- The task -
For every line in the records that has the word "длины", make a copy.

[Collected data]
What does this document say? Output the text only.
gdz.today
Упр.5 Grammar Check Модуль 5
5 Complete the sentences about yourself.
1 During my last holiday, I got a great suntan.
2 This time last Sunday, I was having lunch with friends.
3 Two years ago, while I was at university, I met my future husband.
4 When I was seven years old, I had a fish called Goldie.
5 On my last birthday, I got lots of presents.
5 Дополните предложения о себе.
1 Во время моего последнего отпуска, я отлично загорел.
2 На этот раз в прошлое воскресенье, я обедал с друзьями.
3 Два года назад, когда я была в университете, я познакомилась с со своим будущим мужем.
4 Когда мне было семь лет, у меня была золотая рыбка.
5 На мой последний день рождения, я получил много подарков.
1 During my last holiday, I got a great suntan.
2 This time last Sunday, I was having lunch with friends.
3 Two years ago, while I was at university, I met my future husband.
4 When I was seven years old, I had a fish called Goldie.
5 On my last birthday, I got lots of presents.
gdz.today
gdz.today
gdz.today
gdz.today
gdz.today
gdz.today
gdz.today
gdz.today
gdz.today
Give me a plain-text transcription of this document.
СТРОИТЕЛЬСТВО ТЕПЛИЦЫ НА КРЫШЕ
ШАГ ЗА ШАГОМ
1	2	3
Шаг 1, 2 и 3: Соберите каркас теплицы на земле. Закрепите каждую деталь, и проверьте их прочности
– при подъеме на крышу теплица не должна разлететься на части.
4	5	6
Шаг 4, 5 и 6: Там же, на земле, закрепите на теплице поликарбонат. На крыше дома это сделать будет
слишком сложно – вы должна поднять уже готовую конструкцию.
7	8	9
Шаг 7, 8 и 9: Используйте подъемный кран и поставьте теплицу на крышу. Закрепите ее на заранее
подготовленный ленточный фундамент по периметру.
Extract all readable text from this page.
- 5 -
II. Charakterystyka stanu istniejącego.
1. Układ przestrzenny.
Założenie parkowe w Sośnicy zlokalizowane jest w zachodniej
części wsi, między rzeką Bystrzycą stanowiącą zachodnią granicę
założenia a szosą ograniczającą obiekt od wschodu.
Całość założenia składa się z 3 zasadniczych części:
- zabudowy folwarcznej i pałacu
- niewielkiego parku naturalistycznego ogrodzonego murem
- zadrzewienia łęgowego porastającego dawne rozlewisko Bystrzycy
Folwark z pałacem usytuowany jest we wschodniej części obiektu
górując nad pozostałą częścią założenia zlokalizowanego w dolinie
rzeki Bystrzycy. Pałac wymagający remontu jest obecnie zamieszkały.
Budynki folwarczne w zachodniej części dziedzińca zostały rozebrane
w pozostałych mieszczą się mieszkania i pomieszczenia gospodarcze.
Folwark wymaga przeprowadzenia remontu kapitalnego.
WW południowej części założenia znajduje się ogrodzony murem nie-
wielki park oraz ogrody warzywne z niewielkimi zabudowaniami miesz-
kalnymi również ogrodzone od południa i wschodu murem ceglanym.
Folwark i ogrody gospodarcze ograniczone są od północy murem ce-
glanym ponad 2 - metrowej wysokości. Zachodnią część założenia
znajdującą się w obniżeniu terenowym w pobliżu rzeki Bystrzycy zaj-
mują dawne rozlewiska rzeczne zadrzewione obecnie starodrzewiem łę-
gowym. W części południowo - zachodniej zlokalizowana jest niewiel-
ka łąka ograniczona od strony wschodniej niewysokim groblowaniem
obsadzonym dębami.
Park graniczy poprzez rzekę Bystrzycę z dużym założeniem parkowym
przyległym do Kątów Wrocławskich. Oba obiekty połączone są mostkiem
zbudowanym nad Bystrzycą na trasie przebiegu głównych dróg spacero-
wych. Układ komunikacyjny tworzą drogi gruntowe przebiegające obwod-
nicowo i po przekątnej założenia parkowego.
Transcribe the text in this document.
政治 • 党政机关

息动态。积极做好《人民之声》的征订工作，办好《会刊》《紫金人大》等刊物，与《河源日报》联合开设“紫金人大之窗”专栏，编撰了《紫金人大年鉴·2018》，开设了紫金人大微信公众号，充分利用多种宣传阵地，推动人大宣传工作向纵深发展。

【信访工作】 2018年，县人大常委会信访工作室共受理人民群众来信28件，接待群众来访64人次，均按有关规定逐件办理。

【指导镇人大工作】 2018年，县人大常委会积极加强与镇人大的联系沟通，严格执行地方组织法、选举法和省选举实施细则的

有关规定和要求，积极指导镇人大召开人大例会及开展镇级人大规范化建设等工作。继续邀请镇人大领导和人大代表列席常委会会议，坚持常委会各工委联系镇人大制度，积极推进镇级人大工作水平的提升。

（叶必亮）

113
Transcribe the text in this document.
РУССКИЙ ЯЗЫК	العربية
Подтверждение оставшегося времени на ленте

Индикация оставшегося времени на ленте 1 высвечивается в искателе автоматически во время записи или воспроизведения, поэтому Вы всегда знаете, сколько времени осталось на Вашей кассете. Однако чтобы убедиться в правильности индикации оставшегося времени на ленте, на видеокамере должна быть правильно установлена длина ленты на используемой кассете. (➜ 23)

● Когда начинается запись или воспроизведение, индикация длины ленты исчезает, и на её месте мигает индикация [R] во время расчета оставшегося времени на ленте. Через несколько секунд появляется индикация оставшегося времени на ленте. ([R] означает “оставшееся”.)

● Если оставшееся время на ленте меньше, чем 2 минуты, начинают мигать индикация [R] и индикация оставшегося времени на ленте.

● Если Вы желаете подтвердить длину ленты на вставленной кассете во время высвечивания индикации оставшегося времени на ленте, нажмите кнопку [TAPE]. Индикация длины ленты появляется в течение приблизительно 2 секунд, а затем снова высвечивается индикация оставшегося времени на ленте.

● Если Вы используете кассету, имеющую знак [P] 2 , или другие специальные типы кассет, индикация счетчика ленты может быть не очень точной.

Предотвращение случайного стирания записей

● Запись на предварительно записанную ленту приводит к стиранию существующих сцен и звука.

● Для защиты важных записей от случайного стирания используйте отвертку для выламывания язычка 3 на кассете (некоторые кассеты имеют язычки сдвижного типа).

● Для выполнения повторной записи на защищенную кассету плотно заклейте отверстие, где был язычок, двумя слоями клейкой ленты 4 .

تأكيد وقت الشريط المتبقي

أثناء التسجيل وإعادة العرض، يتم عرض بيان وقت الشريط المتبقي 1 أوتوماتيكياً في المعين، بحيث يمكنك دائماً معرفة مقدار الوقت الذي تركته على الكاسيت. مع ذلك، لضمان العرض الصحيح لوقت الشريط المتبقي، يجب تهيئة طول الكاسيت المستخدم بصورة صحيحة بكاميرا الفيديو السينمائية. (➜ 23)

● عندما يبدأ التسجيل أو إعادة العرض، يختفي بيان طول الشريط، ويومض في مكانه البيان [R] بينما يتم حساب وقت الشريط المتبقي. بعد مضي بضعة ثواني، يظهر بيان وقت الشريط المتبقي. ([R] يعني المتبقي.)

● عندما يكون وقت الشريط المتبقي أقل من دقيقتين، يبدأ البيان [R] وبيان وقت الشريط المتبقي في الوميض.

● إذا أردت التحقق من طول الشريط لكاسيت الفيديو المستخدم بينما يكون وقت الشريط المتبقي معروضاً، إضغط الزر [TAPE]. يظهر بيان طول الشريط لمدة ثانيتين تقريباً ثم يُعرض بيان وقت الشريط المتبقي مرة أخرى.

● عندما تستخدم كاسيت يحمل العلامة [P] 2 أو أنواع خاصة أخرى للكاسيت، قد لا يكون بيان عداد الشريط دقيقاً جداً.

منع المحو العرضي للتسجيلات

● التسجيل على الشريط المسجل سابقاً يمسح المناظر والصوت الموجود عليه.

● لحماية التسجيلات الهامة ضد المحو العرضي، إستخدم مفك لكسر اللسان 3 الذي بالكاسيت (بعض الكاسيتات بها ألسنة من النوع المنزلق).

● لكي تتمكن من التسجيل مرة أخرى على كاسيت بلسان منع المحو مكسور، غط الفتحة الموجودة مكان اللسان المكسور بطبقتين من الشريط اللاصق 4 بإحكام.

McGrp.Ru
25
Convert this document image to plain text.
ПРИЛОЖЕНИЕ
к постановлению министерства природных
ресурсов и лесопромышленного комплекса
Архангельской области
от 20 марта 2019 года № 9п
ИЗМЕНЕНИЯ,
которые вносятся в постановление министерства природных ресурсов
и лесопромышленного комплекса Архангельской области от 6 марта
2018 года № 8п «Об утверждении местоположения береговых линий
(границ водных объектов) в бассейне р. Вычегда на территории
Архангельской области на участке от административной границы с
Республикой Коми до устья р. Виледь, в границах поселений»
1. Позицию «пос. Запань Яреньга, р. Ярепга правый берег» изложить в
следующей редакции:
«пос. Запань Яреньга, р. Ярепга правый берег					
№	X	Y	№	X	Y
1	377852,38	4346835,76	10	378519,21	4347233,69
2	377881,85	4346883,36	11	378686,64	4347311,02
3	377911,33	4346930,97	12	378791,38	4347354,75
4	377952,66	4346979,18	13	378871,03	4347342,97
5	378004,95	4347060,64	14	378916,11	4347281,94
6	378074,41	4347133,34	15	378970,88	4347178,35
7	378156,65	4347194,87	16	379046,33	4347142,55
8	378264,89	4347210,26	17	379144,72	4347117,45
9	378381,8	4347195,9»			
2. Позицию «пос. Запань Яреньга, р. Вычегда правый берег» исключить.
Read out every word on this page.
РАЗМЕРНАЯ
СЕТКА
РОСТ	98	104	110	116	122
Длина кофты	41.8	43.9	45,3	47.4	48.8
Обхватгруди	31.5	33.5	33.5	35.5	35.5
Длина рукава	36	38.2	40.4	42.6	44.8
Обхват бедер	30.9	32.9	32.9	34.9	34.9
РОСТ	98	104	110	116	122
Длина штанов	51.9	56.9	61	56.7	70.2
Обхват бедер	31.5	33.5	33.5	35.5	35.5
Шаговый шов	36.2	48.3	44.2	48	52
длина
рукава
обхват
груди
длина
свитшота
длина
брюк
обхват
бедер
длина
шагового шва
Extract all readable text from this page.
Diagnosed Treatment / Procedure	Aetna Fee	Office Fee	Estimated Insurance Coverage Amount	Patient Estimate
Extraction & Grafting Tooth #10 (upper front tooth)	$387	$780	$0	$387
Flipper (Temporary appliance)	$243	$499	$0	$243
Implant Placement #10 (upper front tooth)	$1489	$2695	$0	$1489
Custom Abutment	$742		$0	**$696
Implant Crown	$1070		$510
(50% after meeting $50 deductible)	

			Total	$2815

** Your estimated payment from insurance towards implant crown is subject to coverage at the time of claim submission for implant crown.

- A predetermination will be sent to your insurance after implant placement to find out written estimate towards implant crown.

- Task response -
● Когда начинается запись или воспроизведение, индикация длины ленты исчезает, и на её месте мигает индикация [R] во время расчета оставшегося времени на ленте. Через несколько секунд появляется индикация оставшегося времени на ленте. ([R] означает “оставшееся”.)
● Если Вы желаете подтвердить длину ленты на вставленной кассете во время высвечивания индикации оставшегося времени на ленте, нажмите кнопку [TAPE]. Индикация длины ленты появляется в течение приблизительно 2 секунд, а затем снова высвечивается индикация оставшегося времени на ленте.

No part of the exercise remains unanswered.